* [MATERIAL PROVIDED]

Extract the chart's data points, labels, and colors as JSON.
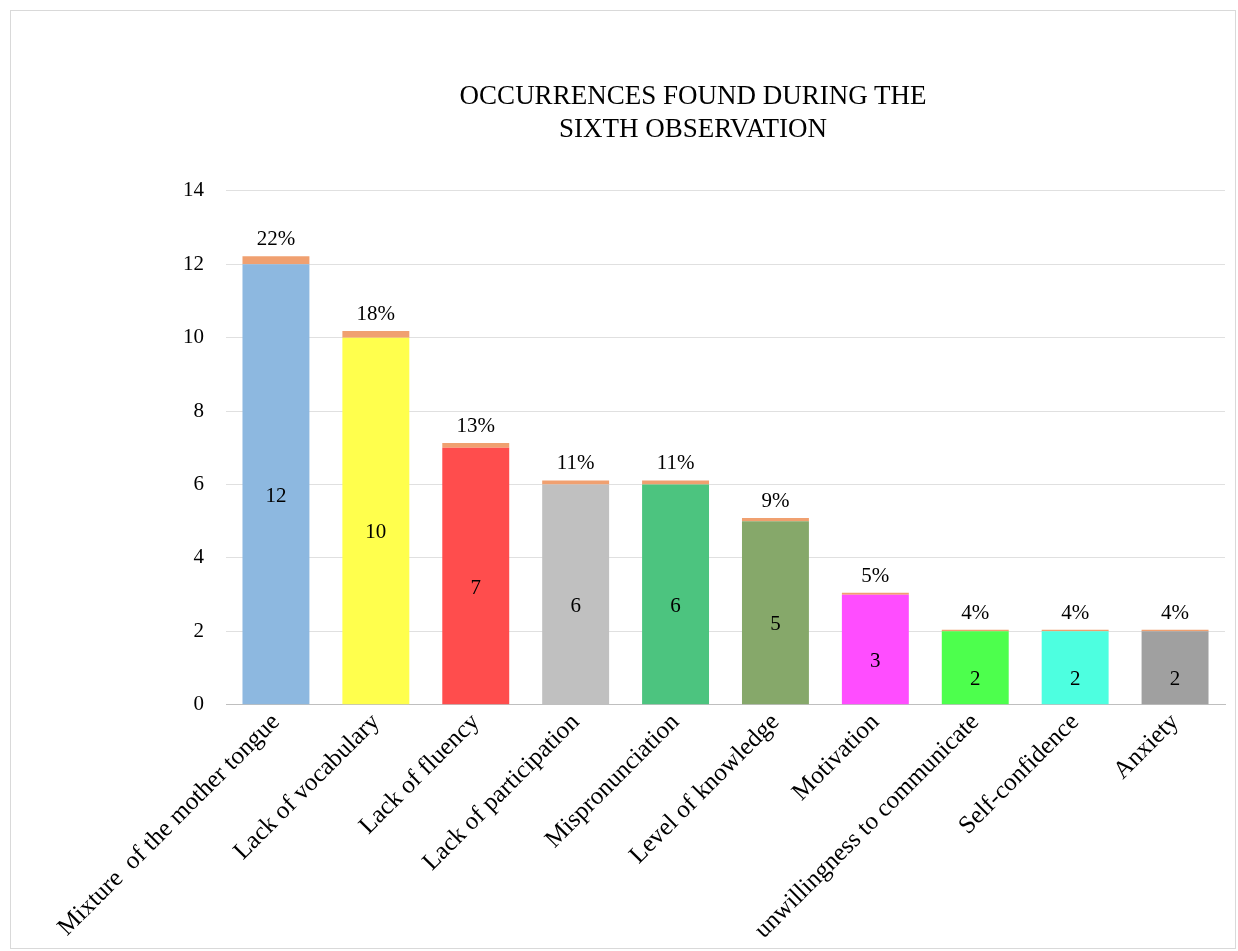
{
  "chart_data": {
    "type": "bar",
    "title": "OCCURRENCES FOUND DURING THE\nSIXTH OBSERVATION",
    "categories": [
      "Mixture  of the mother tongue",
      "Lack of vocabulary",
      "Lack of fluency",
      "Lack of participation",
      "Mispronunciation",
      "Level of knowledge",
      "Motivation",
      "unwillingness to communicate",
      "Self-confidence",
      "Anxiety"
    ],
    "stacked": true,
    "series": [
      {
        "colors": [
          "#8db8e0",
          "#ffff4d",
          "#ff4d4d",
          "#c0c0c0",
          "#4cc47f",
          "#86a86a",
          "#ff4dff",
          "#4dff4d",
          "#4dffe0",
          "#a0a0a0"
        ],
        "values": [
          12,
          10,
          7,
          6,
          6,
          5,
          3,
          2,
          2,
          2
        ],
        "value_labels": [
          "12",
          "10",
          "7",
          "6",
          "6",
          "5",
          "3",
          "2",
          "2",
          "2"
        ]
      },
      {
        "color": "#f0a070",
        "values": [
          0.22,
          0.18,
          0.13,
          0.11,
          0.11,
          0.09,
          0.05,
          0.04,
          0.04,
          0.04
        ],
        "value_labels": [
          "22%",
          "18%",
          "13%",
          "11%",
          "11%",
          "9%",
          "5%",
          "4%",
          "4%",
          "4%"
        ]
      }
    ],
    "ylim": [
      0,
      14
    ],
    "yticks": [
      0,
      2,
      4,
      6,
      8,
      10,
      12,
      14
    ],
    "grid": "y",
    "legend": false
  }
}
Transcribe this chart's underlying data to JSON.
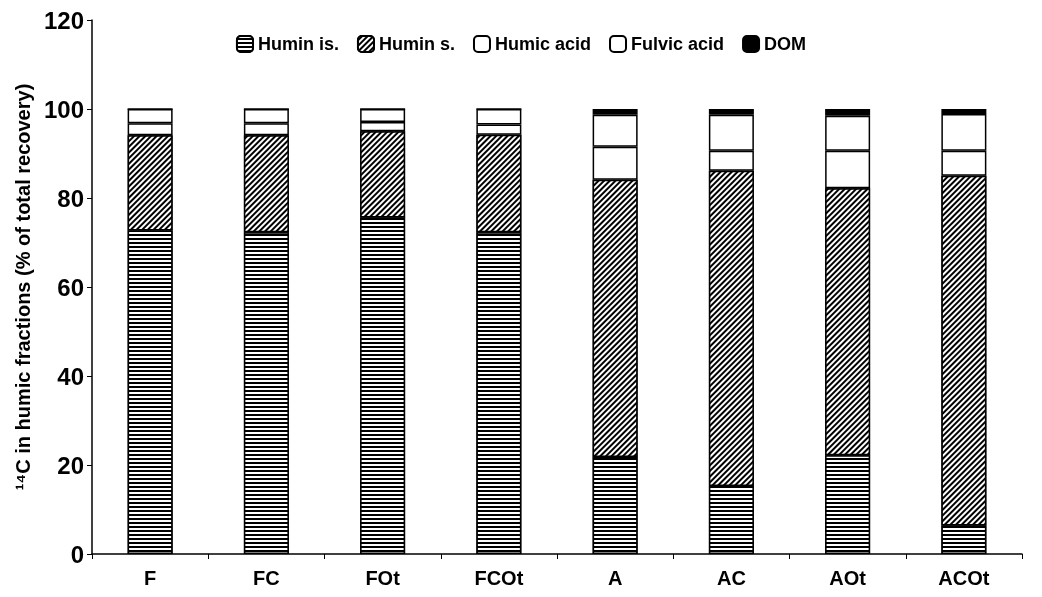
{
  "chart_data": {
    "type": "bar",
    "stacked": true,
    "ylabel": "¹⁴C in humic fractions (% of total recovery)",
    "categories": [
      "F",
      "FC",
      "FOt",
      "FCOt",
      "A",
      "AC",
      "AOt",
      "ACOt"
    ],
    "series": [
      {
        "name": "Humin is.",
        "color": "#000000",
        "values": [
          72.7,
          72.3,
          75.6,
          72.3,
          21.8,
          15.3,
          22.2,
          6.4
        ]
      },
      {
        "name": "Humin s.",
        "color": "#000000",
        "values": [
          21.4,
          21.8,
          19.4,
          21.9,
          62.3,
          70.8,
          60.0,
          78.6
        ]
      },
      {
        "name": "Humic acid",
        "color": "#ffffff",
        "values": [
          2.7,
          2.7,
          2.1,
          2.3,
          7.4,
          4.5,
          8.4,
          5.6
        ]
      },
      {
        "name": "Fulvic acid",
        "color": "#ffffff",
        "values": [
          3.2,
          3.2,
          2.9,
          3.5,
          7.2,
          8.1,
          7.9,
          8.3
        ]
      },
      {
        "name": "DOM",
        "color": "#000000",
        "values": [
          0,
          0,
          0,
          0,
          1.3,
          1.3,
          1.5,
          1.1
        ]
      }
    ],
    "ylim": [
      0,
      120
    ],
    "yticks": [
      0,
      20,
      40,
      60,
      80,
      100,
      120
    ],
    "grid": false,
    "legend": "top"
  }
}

* [WHAT IS EXPECTED]
Could you reproduce every record above exactly, leaving out the pictures?

* [SOLUTION TO THIS PROBLEM]
Extract the chart's data points, labels, and colors as JSON.
{
  "chart_data": {
    "type": "bar",
    "title": "OCCURRENCES FOUND DURING THE\nSIXTH OBSERVATION",
    "categories": [
      "Mixture  of the mother tongue",
      "Lack of vocabulary",
      "Lack of fluency",
      "Lack of participation",
      "Mispronunciation",
      "Level of knowledge",
      "Motivation",
      "unwillingness to communicate",
      "Self-confidence",
      "Anxiety"
    ],
    "stacked": true,
    "series": [
      {
        "colors": [
          "#8db8e0",
          "#ffff4d",
          "#ff4d4d",
          "#c0c0c0",
          "#4cc47f",
          "#86a86a",
          "#ff4dff",
          "#4dff4d",
          "#4dffe0",
          "#a0a0a0"
        ],
        "values": [
          12,
          10,
          7,
          6,
          6,
          5,
          3,
          2,
          2,
          2
        ],
        "value_labels": [
          "12",
          "10",
          "7",
          "6",
          "6",
          "5",
          "3",
          "2",
          "2",
          "2"
        ]
      },
      {
        "color": "#f0a070",
        "values": [
          0.22,
          0.18,
          0.13,
          0.11,
          0.11,
          0.09,
          0.05,
          0.04,
          0.04,
          0.04
        ],
        "value_labels": [
          "22%",
          "18%",
          "13%",
          "11%",
          "11%",
          "9%",
          "5%",
          "4%",
          "4%",
          "4%"
        ]
      }
    ],
    "ylim": [
      0,
      14
    ],
    "yticks": [
      0,
      2,
      4,
      6,
      8,
      10,
      12,
      14
    ],
    "grid": "y",
    "legend": false
  }
}
Transcribe this chart's underlying data to JSON.
{
  "chart_data": {
    "type": "bar",
    "stacked": true,
    "ylabel": "¹⁴C in humic fractions (% of total recovery)",
    "categories": [
      "F",
      "FC",
      "FOt",
      "FCOt",
      "A",
      "AC",
      "AOt",
      "ACOt"
    ],
    "series": [
      {
        "name": "Humin is.",
        "color": "#000000",
        "values": [
          72.7,
          72.3,
          75.6,
          72.3,
          21.8,
          15.3,
          22.2,
          6.4
        ]
      },
      {
        "name": "Humin s.",
        "color": "#000000",
        "values": [
          21.4,
          21.8,
          19.4,
          21.9,
          62.3,
          70.8,
          60.0,
          78.6
        ]
      },
      {
        "name": "Humic acid",
        "color": "#ffffff",
        "values": [
          2.7,
          2.7,
          2.1,
          2.3,
          7.4,
          4.5,
          8.4,
          5.6
        ]
      },
      {
        "name": "Fulvic acid",
        "color": "#ffffff",
        "values": [
          3.2,
          3.2,
          2.9,
          3.5,
          7.2,
          8.1,
          7.9,
          8.3
        ]
      },
      {
        "name": "DOM",
        "color": "#000000",
        "values": [
          0,
          0,
          0,
          0,
          1.3,
          1.3,
          1.5,
          1.1
        ]
      }
    ],
    "ylim": [
      0,
      120
    ],
    "yticks": [
      0,
      20,
      40,
      60,
      80,
      100,
      120
    ],
    "grid": false,
    "legend": "top"
  }
}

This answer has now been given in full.